Exercise description.
Can all of these lines be returned exactly?

Exercise data.
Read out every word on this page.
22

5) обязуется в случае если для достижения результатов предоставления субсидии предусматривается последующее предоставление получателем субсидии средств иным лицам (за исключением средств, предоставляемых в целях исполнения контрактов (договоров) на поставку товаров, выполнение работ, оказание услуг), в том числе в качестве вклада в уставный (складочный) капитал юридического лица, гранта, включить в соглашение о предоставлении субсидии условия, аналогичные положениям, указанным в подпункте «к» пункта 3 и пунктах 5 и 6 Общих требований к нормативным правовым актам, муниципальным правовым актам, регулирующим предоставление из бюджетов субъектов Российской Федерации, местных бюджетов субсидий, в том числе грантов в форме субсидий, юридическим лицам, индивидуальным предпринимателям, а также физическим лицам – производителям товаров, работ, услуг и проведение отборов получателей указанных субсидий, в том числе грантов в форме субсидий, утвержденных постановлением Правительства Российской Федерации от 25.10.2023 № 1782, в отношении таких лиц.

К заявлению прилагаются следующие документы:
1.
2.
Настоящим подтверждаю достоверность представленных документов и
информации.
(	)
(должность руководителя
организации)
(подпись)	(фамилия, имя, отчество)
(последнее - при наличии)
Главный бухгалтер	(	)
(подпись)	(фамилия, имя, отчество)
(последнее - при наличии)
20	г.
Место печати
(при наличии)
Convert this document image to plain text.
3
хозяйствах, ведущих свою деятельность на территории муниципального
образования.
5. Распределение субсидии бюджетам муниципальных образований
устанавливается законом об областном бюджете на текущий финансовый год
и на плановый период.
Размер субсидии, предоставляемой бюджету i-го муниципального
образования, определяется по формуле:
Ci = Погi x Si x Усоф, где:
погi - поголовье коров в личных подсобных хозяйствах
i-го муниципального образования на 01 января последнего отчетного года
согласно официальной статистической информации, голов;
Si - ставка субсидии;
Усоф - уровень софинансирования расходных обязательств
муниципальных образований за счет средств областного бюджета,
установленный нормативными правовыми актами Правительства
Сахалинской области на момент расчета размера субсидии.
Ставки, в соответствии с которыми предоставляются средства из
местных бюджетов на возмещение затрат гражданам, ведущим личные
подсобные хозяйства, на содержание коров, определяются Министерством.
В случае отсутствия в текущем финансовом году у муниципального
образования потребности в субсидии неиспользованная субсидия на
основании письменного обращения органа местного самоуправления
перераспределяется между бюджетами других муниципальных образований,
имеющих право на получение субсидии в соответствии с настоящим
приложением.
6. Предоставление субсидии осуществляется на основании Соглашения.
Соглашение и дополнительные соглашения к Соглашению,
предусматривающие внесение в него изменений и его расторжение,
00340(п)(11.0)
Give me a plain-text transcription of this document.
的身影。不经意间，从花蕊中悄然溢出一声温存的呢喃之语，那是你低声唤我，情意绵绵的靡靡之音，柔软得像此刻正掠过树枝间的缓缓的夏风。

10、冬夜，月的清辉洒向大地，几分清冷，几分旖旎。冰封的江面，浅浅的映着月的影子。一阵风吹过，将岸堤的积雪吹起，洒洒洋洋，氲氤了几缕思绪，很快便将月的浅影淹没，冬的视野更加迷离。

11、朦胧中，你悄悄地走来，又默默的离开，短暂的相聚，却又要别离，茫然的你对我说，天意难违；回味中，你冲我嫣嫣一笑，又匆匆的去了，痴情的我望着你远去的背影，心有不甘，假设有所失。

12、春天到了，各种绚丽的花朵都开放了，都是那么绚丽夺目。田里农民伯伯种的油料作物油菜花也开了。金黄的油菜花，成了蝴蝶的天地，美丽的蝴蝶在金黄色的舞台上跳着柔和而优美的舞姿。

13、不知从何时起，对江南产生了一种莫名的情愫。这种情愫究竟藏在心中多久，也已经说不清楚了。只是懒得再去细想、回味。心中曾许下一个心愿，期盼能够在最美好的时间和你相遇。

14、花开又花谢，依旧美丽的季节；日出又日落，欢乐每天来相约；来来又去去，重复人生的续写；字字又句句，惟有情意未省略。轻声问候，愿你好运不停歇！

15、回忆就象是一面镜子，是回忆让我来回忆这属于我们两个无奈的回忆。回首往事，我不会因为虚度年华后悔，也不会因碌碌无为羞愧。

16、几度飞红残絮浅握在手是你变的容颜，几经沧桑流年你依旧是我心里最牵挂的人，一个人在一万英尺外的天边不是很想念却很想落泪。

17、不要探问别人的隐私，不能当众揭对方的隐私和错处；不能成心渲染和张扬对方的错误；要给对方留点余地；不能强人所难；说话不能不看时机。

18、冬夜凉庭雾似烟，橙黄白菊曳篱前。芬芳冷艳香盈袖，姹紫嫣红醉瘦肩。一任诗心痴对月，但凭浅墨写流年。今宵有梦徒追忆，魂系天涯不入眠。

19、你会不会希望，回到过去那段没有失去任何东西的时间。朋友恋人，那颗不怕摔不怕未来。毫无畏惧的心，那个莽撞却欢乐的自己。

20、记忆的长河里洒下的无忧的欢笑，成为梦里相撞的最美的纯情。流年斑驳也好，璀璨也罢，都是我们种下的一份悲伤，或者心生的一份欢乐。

Answer to the problem.
Read out every word on this page.
22

5) обязуется в случае если для достижения результатов предоставления субсидии предусматривается последующее предоставление получателем субсидии средств иным лицам (за исключением средств, предоставляемых в целях исполнения контрактов (договоров) на поставку товаров, выполнение работ, оказание услуг), в том числе в качестве вклада в уставный (складочный) капитал юридического лица, гранта, включить в соглашение о предоставлении субсидии условия, аналогичные положениям, указанным в подпункте «к» пункта 3 и пунктах 5 и 6 Общих требований к нормативным правовым актам, муниципальным правовым актам, регулирующим предоставление из бюджетов субъектов Российской Федерации, местных бюджетов субсидий, в том числе грантов в форме субсидий, юридическим лицам, индивидуальным предпринимателям, а также физическим лицам – производителям товаров, работ, услуг и проведение отборов получателей указанных субсидий, в том числе грантов в форме субсидий, утвержденных постановлением Правительства Российской Федерации от 25.10.2023 № 1782, в отношении таких лиц.

К заявлению прилагаются следующие документы:
1.
2.
Настоящим подтверждаю достоверность представленных документов и
информации.
(	)
(должность руководителя
организации)
(подпись)	(фамилия, имя, отчество)
(последнее - при наличии)
Главный бухгалтер	(	)
(подпись)	(фамилия, имя, отчество)
(последнее - при наличии)
20	г.
Место печати
(при наличии)
Convert this document image to plain text.
3
хозяйствах, ведущих свою деятельность на территории муниципального
образования.
5. Распределение субсидии бюджетам муниципальных образований
устанавливается законом об областном бюджете на текущий финансовый год
и на плановый период.
Размер субсидии, предоставляемой бюджету i-го муниципального
образования, определяется по формуле:
Ci = Погi x Si x Усоф, где:
погi - поголовье коров в личных подсобных хозяйствах
i-го муниципального образования на 01 января последнего отчетного года
согласно официальной статистической информации, голов;
Si - ставка субсидии;
Усоф - уровень софинансирования расходных обязательств
муниципальных образований за счет средств областного бюджета,
установленный нормативными правовыми актами Правительства
Сахалинской области на момент расчета размера субсидии.
Ставки, в соответствии с которыми предоставляются средства из
местных бюджетов на возмещение затрат гражданам, ведущим личные
подсобные хозяйства, на содержание коров, определяются Министерством.
В случае отсутствия в текущем финансовом году у муниципального
образования потребности в субсидии неиспользованная субсидия на
основании письменного обращения органа местного самоуправления
перераспределяется между бюджетами других муниципальных образований,
имеющих право на получение субсидии в соответствии с настоящим
приложением.
6. Предоставление субсидии осуществляется на основании Соглашения.
Соглашение и дополнительные соглашения к Соглашению,
предусматривающие внесение в него изменений и его расторжение,
00340(п)(11.0)
Give me a plain-text transcription of this document.
的身影。不经意间，从花蕊中悄然溢出一声温存的呢喃之语，那是你低声唤我，情意绵绵的靡靡之音，柔软得像此刻正掠过树枝间的缓缓的夏风。

10、冬夜，月的清辉洒向大地，几分清冷，几分旖旎。冰封的江面，浅浅的映着月的影子。一阵风吹过，将岸堤的积雪吹起，洒洒洋洋，氲氤了几缕思绪，很快便将月的浅影淹没，冬的视野更加迷离。

11、朦胧中，你悄悄地走来，又默默的离开，短暂的相聚，却又要别离，茫然的你对我说，天意难违；回味中，你冲我嫣嫣一笑，又匆匆的去了，痴情的我望着你远去的背影，心有不甘，假设有所失。

12、春天到了，各种绚丽的花朵都开放了，都是那么绚丽夺目。田里农民伯伯种的油料作物油菜花也开了。金黄的油菜花，成了蝴蝶的天地，美丽的蝴蝶在金黄色的舞台上跳着柔和而优美的舞姿。

13、不知从何时起，对江南产生了一种莫名的情愫。这种情愫究竟藏在心中多久，也已经说不清楚了。只是懒得再去细想、回味。心中曾许下一个心愿，期盼能够在最美好的时间和你相遇。

14、花开又花谢，依旧美丽的季节；日出又日落，欢乐每天来相约；来来又去去，重复人生的续写；字字又句句，惟有情意未省略。轻声问候，愿你好运不停歇！

15、回忆就象是一面镜子，是回忆让我来回忆这属于我们两个无奈的回忆。回首往事，我不会因为虚度年华后悔，也不会因碌碌无为羞愧。

16、几度飞红残絮浅握在手是你变的容颜，几经沧桑流年你依旧是我心里最牵挂的人，一个人在一万英尺外的天边不是很想念却很想落泪。

17、不要探问别人的隐私，不能当众揭对方的隐私和错处；不能成心渲染和张扬对方的错误；要给对方留点余地；不能强人所难；说话不能不看时机。

18、冬夜凉庭雾似烟，橙黄白菊曳篱前。芬芳冷艳香盈袖，姹紫嫣红醉瘦肩。一任诗心痴对月，但凭浅墨写流年。今宵有梦徒追忆，魂系天涯不入眠。

19、你会不会希望，回到过去那段没有失去任何东西的时间。朋友恋人，那颗不怕摔不怕未来。毫无畏惧的心，那个莽撞却欢乐的自己。

20、记忆的长河里洒下的无忧的欢笑，成为梦里相撞的最美的纯情。流年斑驳也好，璀璨也罢，都是我们种下的一份悲伤，或者心生的一份欢乐。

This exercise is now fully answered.